== What is required ==
Write the data out again, exactly as given.

== Data shown ==
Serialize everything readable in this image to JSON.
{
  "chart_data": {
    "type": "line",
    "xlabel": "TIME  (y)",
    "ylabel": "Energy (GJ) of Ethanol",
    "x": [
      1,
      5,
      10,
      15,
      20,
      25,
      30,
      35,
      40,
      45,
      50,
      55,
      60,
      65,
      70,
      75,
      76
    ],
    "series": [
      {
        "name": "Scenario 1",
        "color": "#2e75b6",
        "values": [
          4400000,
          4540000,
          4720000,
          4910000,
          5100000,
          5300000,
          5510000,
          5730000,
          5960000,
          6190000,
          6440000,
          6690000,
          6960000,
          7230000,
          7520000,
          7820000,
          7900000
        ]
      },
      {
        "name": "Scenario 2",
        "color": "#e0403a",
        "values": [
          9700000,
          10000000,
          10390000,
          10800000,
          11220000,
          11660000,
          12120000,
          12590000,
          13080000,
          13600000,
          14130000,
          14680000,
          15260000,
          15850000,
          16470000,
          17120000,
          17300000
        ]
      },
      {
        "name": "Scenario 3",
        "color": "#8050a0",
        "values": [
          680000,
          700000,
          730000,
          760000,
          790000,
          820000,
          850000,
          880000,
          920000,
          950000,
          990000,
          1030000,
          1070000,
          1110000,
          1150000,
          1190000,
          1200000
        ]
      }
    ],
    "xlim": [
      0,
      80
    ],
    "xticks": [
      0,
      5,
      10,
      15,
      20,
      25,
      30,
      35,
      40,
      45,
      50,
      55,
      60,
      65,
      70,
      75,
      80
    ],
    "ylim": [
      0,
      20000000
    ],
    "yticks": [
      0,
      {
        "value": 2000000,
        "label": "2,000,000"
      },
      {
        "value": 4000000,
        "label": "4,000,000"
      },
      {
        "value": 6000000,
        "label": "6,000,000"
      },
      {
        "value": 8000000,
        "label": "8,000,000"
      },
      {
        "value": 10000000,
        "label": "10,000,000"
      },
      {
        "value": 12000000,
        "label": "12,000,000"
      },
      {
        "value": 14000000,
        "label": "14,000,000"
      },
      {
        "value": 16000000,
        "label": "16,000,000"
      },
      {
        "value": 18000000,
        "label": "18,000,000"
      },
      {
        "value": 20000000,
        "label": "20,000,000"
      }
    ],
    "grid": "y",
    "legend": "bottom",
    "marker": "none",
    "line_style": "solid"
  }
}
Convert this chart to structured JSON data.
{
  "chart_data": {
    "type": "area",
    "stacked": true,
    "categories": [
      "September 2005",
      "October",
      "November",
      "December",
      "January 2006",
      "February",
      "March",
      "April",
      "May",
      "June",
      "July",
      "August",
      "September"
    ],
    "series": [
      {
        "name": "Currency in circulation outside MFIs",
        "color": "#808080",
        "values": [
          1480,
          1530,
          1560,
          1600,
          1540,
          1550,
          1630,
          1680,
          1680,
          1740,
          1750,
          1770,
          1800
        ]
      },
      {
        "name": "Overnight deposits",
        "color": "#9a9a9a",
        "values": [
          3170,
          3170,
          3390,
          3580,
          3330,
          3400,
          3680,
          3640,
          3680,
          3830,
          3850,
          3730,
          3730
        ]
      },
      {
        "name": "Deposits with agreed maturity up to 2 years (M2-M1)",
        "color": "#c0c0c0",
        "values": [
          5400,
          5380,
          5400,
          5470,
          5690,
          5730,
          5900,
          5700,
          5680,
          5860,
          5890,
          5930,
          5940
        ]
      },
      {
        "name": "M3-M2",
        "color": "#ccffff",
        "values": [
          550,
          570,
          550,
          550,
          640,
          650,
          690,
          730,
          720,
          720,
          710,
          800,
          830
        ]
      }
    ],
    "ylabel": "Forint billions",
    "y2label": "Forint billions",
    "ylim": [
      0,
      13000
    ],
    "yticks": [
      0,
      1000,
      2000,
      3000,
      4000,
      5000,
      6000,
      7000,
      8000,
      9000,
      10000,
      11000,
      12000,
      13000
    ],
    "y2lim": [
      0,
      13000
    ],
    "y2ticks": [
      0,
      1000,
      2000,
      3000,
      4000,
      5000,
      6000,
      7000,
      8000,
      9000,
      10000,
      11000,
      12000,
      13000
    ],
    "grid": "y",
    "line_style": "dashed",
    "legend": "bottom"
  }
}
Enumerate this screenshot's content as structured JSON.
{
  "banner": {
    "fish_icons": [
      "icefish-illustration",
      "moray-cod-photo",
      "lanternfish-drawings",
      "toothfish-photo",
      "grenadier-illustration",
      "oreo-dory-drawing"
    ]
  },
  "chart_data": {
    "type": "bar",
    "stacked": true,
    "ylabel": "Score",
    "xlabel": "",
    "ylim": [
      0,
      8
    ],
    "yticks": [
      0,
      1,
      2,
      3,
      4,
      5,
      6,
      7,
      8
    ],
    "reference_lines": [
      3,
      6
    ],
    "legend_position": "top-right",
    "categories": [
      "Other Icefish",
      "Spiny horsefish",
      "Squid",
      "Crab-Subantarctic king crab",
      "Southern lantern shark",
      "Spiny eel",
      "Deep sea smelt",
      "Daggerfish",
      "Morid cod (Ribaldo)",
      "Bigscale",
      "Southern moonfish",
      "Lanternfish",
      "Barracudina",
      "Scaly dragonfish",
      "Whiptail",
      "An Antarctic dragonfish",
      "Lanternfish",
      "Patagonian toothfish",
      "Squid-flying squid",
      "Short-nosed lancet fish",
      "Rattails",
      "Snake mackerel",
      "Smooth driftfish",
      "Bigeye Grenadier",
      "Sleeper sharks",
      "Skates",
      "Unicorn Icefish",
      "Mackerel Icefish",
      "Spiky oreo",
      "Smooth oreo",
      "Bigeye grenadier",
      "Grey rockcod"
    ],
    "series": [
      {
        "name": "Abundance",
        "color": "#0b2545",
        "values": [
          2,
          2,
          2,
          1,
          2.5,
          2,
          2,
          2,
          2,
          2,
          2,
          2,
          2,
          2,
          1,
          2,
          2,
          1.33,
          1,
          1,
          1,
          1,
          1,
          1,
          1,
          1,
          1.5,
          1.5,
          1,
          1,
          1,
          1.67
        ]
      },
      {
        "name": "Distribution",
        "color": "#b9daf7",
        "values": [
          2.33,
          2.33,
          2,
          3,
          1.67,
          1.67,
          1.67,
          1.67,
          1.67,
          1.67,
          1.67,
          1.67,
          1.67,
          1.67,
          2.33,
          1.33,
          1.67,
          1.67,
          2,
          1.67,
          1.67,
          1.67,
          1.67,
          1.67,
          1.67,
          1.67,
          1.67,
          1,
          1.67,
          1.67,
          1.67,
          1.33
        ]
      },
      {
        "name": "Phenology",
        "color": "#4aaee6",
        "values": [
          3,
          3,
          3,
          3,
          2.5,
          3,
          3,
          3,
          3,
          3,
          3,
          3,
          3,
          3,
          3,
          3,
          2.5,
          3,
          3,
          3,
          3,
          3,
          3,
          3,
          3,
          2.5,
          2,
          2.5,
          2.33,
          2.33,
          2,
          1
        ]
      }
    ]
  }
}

== Answer for this exercise ==
Serialize everything readable in this image to JSON.
{
  "chart_data": {
    "type": "line",
    "xlabel": "TIME  (y)",
    "ylabel": "Energy (GJ) of Ethanol",
    "x": [
      1,
      5,
      10,
      15,
      20,
      25,
      30,
      35,
      40,
      45,
      50,
      55,
      60,
      65,
      70,
      75,
      76
    ],
    "series": [
      {
        "name": "Scenario 1",
        "color": "#2e75b6",
        "values": [
          4400000,
          4540000,
          4720000,
          4910000,
          5100000,
          5300000,
          5510000,
          5730000,
          5960000,
          6190000,
          6440000,
          6690000,
          6960000,
          7230000,
          7520000,
          7820000,
          7900000
        ]
      },
      {
        "name": "Scenario 2",
        "color": "#e0403a",
        "values": [
          9700000,
          10000000,
          10390000,
          10800000,
          11220000,
          11660000,
          12120000,
          12590000,
          13080000,
          13600000,
          14130000,
          14680000,
          15260000,
          15850000,
          16470000,
          17120000,
          17300000
        ]
      },
      {
        "name": "Scenario 3",
        "color": "#8050a0",
        "values": [
          680000,
          700000,
          730000,
          760000,
          790000,
          820000,
          850000,
          880000,
          920000,
          950000,
          990000,
          1030000,
          1070000,
          1110000,
          1150000,
          1190000,
          1200000
        ]
      }
    ],
    "xlim": [
      0,
      80
    ],
    "xticks": [
      0,
      5,
      10,
      15,
      20,
      25,
      30,
      35,
      40,
      45,
      50,
      55,
      60,
      65,
      70,
      75,
      80
    ],
    "ylim": [
      0,
      20000000
    ],
    "yticks": [
      0,
      {
        "value": 2000000,
        "label": "2,000,000"
      },
      {
        "value": 4000000,
        "label": "4,000,000"
      },
      {
        "value": 6000000,
        "label": "6,000,000"
      },
      {
        "value": 8000000,
        "label": "8,000,000"
      },
      {
        "value": 10000000,
        "label": "10,000,000"
      },
      {
        "value": 12000000,
        "label": "12,000,000"
      },
      {
        "value": 14000000,
        "label": "14,000,000"
      },
      {
        "value": 16000000,
        "label": "16,000,000"
      },
      {
        "value": 18000000,
        "label": "18,000,000"
      },
      {
        "value": 20000000,
        "label": "20,000,000"
      }
    ],
    "grid": "y",
    "legend": "bottom",
    "marker": "none",
    "line_style": "solid"
  }
}
Convert this chart to structured JSON data.
{
  "chart_data": {
    "type": "area",
    "stacked": true,
    "categories": [
      "September 2005",
      "October",
      "November",
      "December",
      "January 2006",
      "February",
      "March",
      "April",
      "May",
      "June",
      "July",
      "August",
      "September"
    ],
    "series": [
      {
        "name": "Currency in circulation outside MFIs",
        "color": "#808080",
        "values": [
          1480,
          1530,
          1560,
          1600,
          1540,
          1550,
          1630,
          1680,
          1680,
          1740,
          1750,
          1770,
          1800
        ]
      },
      {
        "name": "Overnight deposits",
        "color": "#9a9a9a",
        "values": [
          3170,
          3170,
          3390,
          3580,
          3330,
          3400,
          3680,
          3640,
          3680,
          3830,
          3850,
          3730,
          3730
        ]
      },
      {
        "name": "Deposits with agreed maturity up to 2 years (M2-M1)",
        "color": "#c0c0c0",
        "values": [
          5400,
          5380,
          5400,
          5470,
          5690,
          5730,
          5900,
          5700,
          5680,
          5860,
          5890,
          5930,
          5940
        ]
      },
      {
        "name": "M3-M2",
        "color": "#ccffff",
        "values": [
          550,
          570,
          550,
          550,
          640,
          650,
          690,
          730,
          720,
          720,
          710,
          800,
          830
        ]
      }
    ],
    "ylabel": "Forint billions",
    "y2label": "Forint billions",
    "ylim": [
      0,
      13000
    ],
    "yticks": [
      0,
      1000,
      2000,
      3000,
      4000,
      5000,
      6000,
      7000,
      8000,
      9000,
      10000,
      11000,
      12000,
      13000
    ],
    "y2lim": [
      0,
      13000
    ],
    "y2ticks": [
      0,
      1000,
      2000,
      3000,
      4000,
      5000,
      6000,
      7000,
      8000,
      9000,
      10000,
      11000,
      12000,
      13000
    ],
    "grid": "y",
    "line_style": "dashed",
    "legend": "bottom"
  }
}
Enumerate this screenshot's content as structured JSON.
{
  "banner": {
    "fish_icons": [
      "icefish-illustration",
      "moray-cod-photo",
      "lanternfish-drawings",
      "toothfish-photo",
      "grenadier-illustration",
      "oreo-dory-drawing"
    ]
  },
  "chart_data": {
    "type": "bar",
    "stacked": true,
    "ylabel": "Score",
    "xlabel": "",
    "ylim": [
      0,
      8
    ],
    "yticks": [
      0,
      1,
      2,
      3,
      4,
      5,
      6,
      7,
      8
    ],
    "reference_lines": [
      3,
      6
    ],
    "legend_position": "top-right",
    "categories": [
      "Other Icefish",
      "Spiny horsefish",
      "Squid",
      "Crab-Subantarctic king crab",
      "Southern lantern shark",
      "Spiny eel",
      "Deep sea smelt",
      "Daggerfish",
      "Morid cod (Ribaldo)",
      "Bigscale",
      "Southern moonfish",
      "Lanternfish",
      "Barracudina",
      "Scaly dragonfish",
      "Whiptail",
      "An Antarctic dragonfish",
      "Lanternfish",
      "Patagonian toothfish",
      "Squid-flying squid",
      "Short-nosed lancet fish",
      "Rattails",
      "Snake mackerel",
      "Smooth driftfish",
      "Bigeye Grenadier",
      "Sleeper sharks",
      "Skates",
      "Unicorn Icefish",
      "Mackerel Icefish",
      "Spiky oreo",
      "Smooth oreo",
      "Bigeye grenadier",
      "Grey rockcod"
    ],
    "series": [
      {
        "name": "Abundance",
        "color": "#0b2545",
        "values": [
          2,
          2,
          2,
          1,
          2.5,
          2,
          2,
          2,
          2,
          2,
          2,
          2,
          2,
          2,
          1,
          2,
          2,
          1.33,
          1,
          1,
          1,
          1,
          1,
          1,
          1,
          1,
          1.5,
          1.5,
          1,
          1,
          1,
          1.67
        ]
      },
      {
        "name": "Distribution",
        "color": "#b9daf7",
        "values": [
          2.33,
          2.33,
          2,
          3,
          1.67,
          1.67,
          1.67,
          1.67,
          1.67,
          1.67,
          1.67,
          1.67,
          1.67,
          1.67,
          2.33,
          1.33,
          1.67,
          1.67,
          2,
          1.67,
          1.67,
          1.67,
          1.67,
          1.67,
          1.67,
          1.67,
          1.67,
          1,
          1.67,
          1.67,
          1.67,
          1.33
        ]
      },
      {
        "name": "Phenology",
        "color": "#4aaee6",
        "values": [
          3,
          3,
          3,
          3,
          2.5,
          3,
          3,
          3,
          3,
          3,
          3,
          3,
          3,
          3,
          3,
          3,
          2.5,
          3,
          3,
          3,
          3,
          3,
          3,
          3,
          3,
          2.5,
          2,
          2.5,
          2.33,
          2.33,
          2,
          1
        ]
      }
    ]
  }
}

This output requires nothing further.